▸ **Supplied entries**:
_ _ _

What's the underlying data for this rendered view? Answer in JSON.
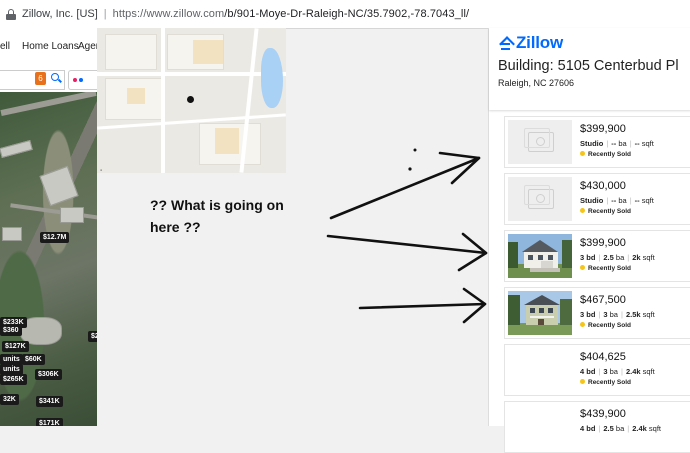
{
  "browser": {
    "site_name": "Zillow, Inc. [US]",
    "separator": "|",
    "url_main": "https://www.zillow.com",
    "url_path": "/b/901-Moye-Dr-Raleigh-NC/35.7902,-78.7043_ll/"
  },
  "nav": {
    "item_cut": "ell",
    "home_loans": "Home Loans",
    "agent_cut": "Agent"
  },
  "search": {
    "filter_count": "6"
  },
  "map_prices": [
    "$12.7M",
    "$233K",
    "$360",
    "$127K",
    "$2",
    "$60K",
    "units",
    "$306K",
    "$265K",
    "units",
    "$341K",
    "32K",
    "$171K"
  ],
  "annotation": {
    "line1": "?? What is going on",
    "line2": "here ??"
  },
  "panel": {
    "logo_text": "Zillow",
    "title": "Building: 5105 Centerbud Pl",
    "subtitle": "Raleigh, NC 27606"
  },
  "listings": [
    {
      "price": "$399,900",
      "beds": "Studio",
      "baths": "--",
      "baths_unit": "ba",
      "sqft": "--",
      "sqft_unit": "sqft",
      "status": "Recently Sold",
      "photo": false
    },
    {
      "price": "$430,000",
      "beds": "Studio",
      "baths": "--",
      "baths_unit": "ba",
      "sqft": "--",
      "sqft_unit": "sqft",
      "status": "Recently Sold",
      "photo": false
    },
    {
      "price": "$399,900",
      "beds": "3 bd",
      "baths": "2.5",
      "baths_unit": "ba",
      "sqft": "2k",
      "sqft_unit": "sqft",
      "status": "Recently Sold",
      "photo": true
    },
    {
      "price": "$467,500",
      "beds": "3 bd",
      "baths": "3",
      "baths_unit": "ba",
      "sqft": "2.5k",
      "sqft_unit": "sqft",
      "status": "Recently Sold",
      "photo": true
    },
    {
      "price": "$404,625",
      "beds": "4 bd",
      "baths": "3",
      "baths_unit": "ba",
      "sqft": "2.4k",
      "sqft_unit": "sqft",
      "status": "Recently Sold",
      "photo": false
    },
    {
      "price": "$439,900",
      "beds": "4 bd",
      "baths": "2.5",
      "baths_unit": "ba",
      "sqft": "2.4k",
      "sqft_unit": "sqft",
      "status": "",
      "photo": false
    }
  ],
  "colors": {
    "brand": "#006aff",
    "sold_dot": "#f5c518",
    "annotation_ink": "#111111"
  }
}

_ _ _

▸ **Required work**: Search the lines for the string "What" and copy every line that has it.

▸ **Answer below**:
What's the underlying data for this rendered view? Answer in JSON.
    "line1": "?? What is going on",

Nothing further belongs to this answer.